* **Directions**
Each entry in the listing below should be restated word for word.
start Input
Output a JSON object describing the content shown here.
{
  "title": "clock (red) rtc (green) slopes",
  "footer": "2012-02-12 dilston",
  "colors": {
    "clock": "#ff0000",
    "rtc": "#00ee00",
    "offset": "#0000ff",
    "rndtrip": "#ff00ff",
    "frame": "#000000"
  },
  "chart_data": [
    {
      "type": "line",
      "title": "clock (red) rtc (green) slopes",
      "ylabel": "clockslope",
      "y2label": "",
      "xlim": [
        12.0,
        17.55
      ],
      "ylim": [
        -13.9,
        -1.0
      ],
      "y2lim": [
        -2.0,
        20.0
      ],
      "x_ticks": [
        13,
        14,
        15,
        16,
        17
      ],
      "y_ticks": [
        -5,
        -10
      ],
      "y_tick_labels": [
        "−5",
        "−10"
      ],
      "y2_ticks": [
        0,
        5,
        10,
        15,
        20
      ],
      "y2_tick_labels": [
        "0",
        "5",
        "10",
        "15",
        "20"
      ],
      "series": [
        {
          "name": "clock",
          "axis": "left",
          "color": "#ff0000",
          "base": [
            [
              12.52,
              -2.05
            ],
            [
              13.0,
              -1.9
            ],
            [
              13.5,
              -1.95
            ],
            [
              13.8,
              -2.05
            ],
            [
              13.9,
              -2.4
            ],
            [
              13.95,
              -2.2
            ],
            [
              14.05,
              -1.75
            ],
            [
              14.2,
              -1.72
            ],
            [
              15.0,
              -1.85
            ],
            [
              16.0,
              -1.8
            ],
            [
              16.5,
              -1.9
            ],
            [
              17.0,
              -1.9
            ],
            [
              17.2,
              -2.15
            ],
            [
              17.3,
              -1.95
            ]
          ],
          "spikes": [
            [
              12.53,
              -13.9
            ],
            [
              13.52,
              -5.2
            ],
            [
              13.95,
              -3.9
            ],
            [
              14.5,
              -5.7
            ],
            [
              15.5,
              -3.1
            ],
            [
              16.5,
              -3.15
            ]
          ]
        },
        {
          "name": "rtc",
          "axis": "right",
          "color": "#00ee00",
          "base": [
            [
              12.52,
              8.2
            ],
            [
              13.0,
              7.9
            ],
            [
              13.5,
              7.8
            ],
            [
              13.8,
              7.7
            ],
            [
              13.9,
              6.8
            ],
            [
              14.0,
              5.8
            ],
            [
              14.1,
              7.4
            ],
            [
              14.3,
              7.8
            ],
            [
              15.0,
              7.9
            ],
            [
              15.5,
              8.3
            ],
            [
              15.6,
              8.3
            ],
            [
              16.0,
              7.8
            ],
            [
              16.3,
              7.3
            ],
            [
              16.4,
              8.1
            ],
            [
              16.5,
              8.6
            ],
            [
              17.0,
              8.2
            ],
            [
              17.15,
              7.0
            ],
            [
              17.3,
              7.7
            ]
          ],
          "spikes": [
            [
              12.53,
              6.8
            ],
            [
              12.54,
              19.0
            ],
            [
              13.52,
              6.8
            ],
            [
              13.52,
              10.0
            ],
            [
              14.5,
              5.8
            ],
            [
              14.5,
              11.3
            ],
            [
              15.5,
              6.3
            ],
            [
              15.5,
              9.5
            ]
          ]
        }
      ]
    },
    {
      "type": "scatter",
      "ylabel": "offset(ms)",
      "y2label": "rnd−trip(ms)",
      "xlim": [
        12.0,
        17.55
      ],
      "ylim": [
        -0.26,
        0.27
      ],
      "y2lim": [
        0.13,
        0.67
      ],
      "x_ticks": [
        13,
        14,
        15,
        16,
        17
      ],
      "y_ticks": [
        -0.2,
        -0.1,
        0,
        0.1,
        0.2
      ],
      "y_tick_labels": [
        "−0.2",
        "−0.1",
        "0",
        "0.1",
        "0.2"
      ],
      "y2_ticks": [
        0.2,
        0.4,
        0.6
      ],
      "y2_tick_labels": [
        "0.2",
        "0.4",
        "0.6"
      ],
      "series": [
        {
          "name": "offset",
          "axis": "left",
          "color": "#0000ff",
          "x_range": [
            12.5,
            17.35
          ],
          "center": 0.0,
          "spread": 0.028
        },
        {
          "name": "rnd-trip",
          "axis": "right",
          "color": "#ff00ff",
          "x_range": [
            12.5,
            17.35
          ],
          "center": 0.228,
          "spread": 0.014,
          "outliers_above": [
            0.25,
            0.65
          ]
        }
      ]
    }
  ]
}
end Input
* **Written response**
Output a JSON object describing the content shown here.
{
  "title": "clock (red) rtc (green) slopes",
  "footer": "2012-02-12 dilston",
  "colors": {
    "clock": "#ff0000",
    "rtc": "#00ee00",
    "offset": "#0000ff",
    "rndtrip": "#ff00ff",
    "frame": "#000000"
  },
  "chart_data": [
    {
      "type": "line",
      "title": "clock (red) rtc (green) slopes",
      "ylabel": "clockslope",
      "y2label": "",
      "xlim": [
        12.0,
        17.55
      ],
      "ylim": [
        -13.9,
        -1.0
      ],
      "y2lim": [
        -2.0,
        20.0
      ],
      "x_ticks": [
        13,
        14,
        15,
        16,
        17
      ],
      "y_ticks": [
        -5,
        -10
      ],
      "y_tick_labels": [
        "−5",
        "−10"
      ],
      "y2_ticks": [
        0,
        5,
        10,
        15,
        20
      ],
      "y2_tick_labels": [
        "0",
        "5",
        "10",
        "15",
        "20"
      ],
      "series": [
        {
          "name": "clock",
          "axis": "left",
          "color": "#ff0000",
          "base": [
            [
              12.52,
              -2.05
            ],
            [
              13.0,
              -1.9
            ],
            [
              13.5,
              -1.95
            ],
            [
              13.8,
              -2.05
            ],
            [
              13.9,
              -2.4
            ],
            [
              13.95,
              -2.2
            ],
            [
              14.05,
              -1.75
            ],
            [
              14.2,
              -1.72
            ],
            [
              15.0,
              -1.85
            ],
            [
              16.0,
              -1.8
            ],
            [
              16.5,
              -1.9
            ],
            [
              17.0,
              -1.9
            ],
            [
              17.2,
              -2.15
            ],
            [
              17.3,
              -1.95
            ]
          ],
          "spikes": [
            [
              12.53,
              -13.9
            ],
            [
              13.52,
              -5.2
            ],
            [
              13.95,
              -3.9
            ],
            [
              14.5,
              -5.7
            ],
            [
              15.5,
              -3.1
            ],
            [
              16.5,
              -3.15
            ]
          ]
        },
        {
          "name": "rtc",
          "axis": "right",
          "color": "#00ee00",
          "base": [
            [
              12.52,
              8.2
            ],
            [
              13.0,
              7.9
            ],
            [
              13.5,
              7.8
            ],
            [
              13.8,
              7.7
            ],
            [
              13.9,
              6.8
            ],
            [
              14.0,
              5.8
            ],
            [
              14.1,
              7.4
            ],
            [
              14.3,
              7.8
            ],
            [
              15.0,
              7.9
            ],
            [
              15.5,
              8.3
            ],
            [
              15.6,
              8.3
            ],
            [
              16.0,
              7.8
            ],
            [
              16.3,
              7.3
            ],
            [
              16.4,
              8.1
            ],
            [
              16.5,
              8.6
            ],
            [
              17.0,
              8.2
            ],
            [
              17.15,
              7.0
            ],
            [
              17.3,
              7.7
            ]
          ],
          "spikes": [
            [
              12.53,
              6.8
            ],
            [
              12.54,
              19.0
            ],
            [
              13.52,
              6.8
            ],
            [
              13.52,
              10.0
            ],
            [
              14.5,
              5.8
            ],
            [
              14.5,
              11.3
            ],
            [
              15.5,
              6.3
            ],
            [
              15.5,
              9.5
            ]
          ]
        }
      ]
    },
    {
      "type": "scatter",
      "ylabel": "offset(ms)",
      "y2label": "rnd−trip(ms)",
      "xlim": [
        12.0,
        17.55
      ],
      "ylim": [
        -0.26,
        0.27
      ],
      "y2lim": [
        0.13,
        0.67
      ],
      "x_ticks": [
        13,
        14,
        15,
        16,
        17
      ],
      "y_ticks": [
        -0.2,
        -0.1,
        0,
        0.1,
        0.2
      ],
      "y_tick_labels": [
        "−0.2",
        "−0.1",
        "0",
        "0.1",
        "0.2"
      ],
      "y2_ticks": [
        0.2,
        0.4,
        0.6
      ],
      "y2_tick_labels": [
        "0.2",
        "0.4",
        "0.6"
      ],
      "series": [
        {
          "name": "offset",
          "axis": "left",
          "color": "#0000ff",
          "x_range": [
            12.5,
            17.35
          ],
          "center": 0.0,
          "spread": 0.028
        },
        {
          "name": "rnd-trip",
          "axis": "right",
          "color": "#ff00ff",
          "x_range": [
            12.5,
            17.35
          ],
          "center": 0.228,
          "spread": 0.014,
          "outliers_above": [
            0.25,
            0.65
          ]
        }
      ]
    }
  ]
}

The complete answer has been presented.